> DESCRIPTION OF THE TASK
Copy every entry precisely.

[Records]
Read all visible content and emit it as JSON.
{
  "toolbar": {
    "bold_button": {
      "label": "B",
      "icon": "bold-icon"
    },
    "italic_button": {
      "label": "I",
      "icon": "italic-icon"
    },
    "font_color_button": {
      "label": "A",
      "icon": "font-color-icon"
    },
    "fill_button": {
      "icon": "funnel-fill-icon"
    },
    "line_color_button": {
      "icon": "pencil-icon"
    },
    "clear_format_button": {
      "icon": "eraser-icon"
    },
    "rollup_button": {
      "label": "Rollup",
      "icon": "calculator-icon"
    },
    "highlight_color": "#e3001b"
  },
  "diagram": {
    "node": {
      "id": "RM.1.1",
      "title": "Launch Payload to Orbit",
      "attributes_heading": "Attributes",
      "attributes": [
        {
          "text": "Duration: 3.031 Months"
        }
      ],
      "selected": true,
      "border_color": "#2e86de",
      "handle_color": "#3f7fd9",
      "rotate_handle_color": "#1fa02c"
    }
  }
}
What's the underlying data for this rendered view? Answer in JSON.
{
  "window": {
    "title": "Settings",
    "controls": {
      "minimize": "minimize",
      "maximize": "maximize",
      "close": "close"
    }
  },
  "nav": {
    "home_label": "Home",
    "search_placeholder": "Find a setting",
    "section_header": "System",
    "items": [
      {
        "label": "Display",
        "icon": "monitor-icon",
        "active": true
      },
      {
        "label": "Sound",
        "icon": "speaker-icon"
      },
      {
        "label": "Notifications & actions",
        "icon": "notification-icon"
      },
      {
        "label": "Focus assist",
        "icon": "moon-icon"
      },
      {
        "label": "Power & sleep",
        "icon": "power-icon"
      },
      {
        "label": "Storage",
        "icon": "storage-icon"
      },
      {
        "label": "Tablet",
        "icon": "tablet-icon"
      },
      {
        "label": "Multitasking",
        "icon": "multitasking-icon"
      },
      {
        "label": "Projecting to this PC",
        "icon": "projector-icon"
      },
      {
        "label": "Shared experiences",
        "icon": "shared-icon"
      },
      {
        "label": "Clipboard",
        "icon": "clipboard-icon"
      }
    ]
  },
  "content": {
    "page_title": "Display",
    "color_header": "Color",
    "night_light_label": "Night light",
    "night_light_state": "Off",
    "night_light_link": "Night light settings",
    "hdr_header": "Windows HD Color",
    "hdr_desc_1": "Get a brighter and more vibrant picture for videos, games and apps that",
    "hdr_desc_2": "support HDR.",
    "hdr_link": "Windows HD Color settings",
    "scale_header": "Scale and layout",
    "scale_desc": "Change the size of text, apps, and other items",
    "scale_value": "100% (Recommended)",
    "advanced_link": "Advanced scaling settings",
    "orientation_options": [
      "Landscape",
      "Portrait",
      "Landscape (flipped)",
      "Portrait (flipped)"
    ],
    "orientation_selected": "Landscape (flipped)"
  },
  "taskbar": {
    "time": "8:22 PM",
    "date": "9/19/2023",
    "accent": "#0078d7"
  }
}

> FINISHED EXERCISE
Read all visible content and emit it as JSON.
{
  "toolbar": {
    "bold_button": {
      "label": "B",
      "icon": "bold-icon"
    },
    "italic_button": {
      "label": "I",
      "icon": "italic-icon"
    },
    "font_color_button": {
      "label": "A",
      "icon": "font-color-icon"
    },
    "fill_button": {
      "icon": "funnel-fill-icon"
    },
    "line_color_button": {
      "icon": "pencil-icon"
    },
    "clear_format_button": {
      "icon": "eraser-icon"
    },
    "rollup_button": {
      "label": "Rollup",
      "icon": "calculator-icon"
    },
    "highlight_color": "#e3001b"
  },
  "diagram": {
    "node": {
      "id": "RM.1.1",
      "title": "Launch Payload to Orbit",
      "attributes_heading": "Attributes",
      "attributes": [
        {
          "text": "Duration: 3.031 Months"
        }
      ],
      "selected": true,
      "border_color": "#2e86de",
      "handle_color": "#3f7fd9",
      "rotate_handle_color": "#1fa02c"
    }
  }
}
What's the underlying data for this rendered view? Answer in JSON.
{
  "window": {
    "title": "Settings",
    "controls": {
      "minimize": "minimize",
      "maximize": "maximize",
      "close": "close"
    }
  },
  "nav": {
    "home_label": "Home",
    "search_placeholder": "Find a setting",
    "section_header": "System",
    "items": [
      {
        "label": "Display",
        "icon": "monitor-icon",
        "active": true
      },
      {
        "label": "Sound",
        "icon": "speaker-icon"
      },
      {
        "label": "Notifications & actions",
        "icon": "notification-icon"
      },
      {
        "label": "Focus assist",
        "icon": "moon-icon"
      },
      {
        "label": "Power & sleep",
        "icon": "power-icon"
      },
      {
        "label": "Storage",
        "icon": "storage-icon"
      },
      {
        "label": "Tablet",
        "icon": "tablet-icon"
      },
      {
        "label": "Multitasking",
        "icon": "multitasking-icon"
      },
      {
        "label": "Projecting to this PC",
        "icon": "projector-icon"
      },
      {
        "label": "Shared experiences",
        "icon": "shared-icon"
      },
      {
        "label": "Clipboard",
        "icon": "clipboard-icon"
      }
    ]
  },
  "content": {
    "page_title": "Display",
    "color_header": "Color",
    "night_light_label": "Night light",
    "night_light_state": "Off",
    "night_light_link": "Night light settings",
    "hdr_header": "Windows HD Color",
    "hdr_desc_1": "Get a brighter and more vibrant picture for videos, games and apps that",
    "hdr_desc_2": "support HDR.",
    "hdr_link": "Windows HD Color settings",
    "scale_header": "Scale and layout",
    "scale_desc": "Change the size of text, apps, and other items",
    "scale_value": "100% (Recommended)",
    "advanced_link": "Advanced scaling settings",
    "orientation_options": [
      "Landscape",
      "Portrait",
      "Landscape (flipped)",
      "Portrait (flipped)"
    ],
    "orientation_selected": "Landscape (flipped)"
  },
  "taskbar": {
    "time": "8:22 PM",
    "date": "9/19/2023",
    "accent": "#0078d7"
  }
}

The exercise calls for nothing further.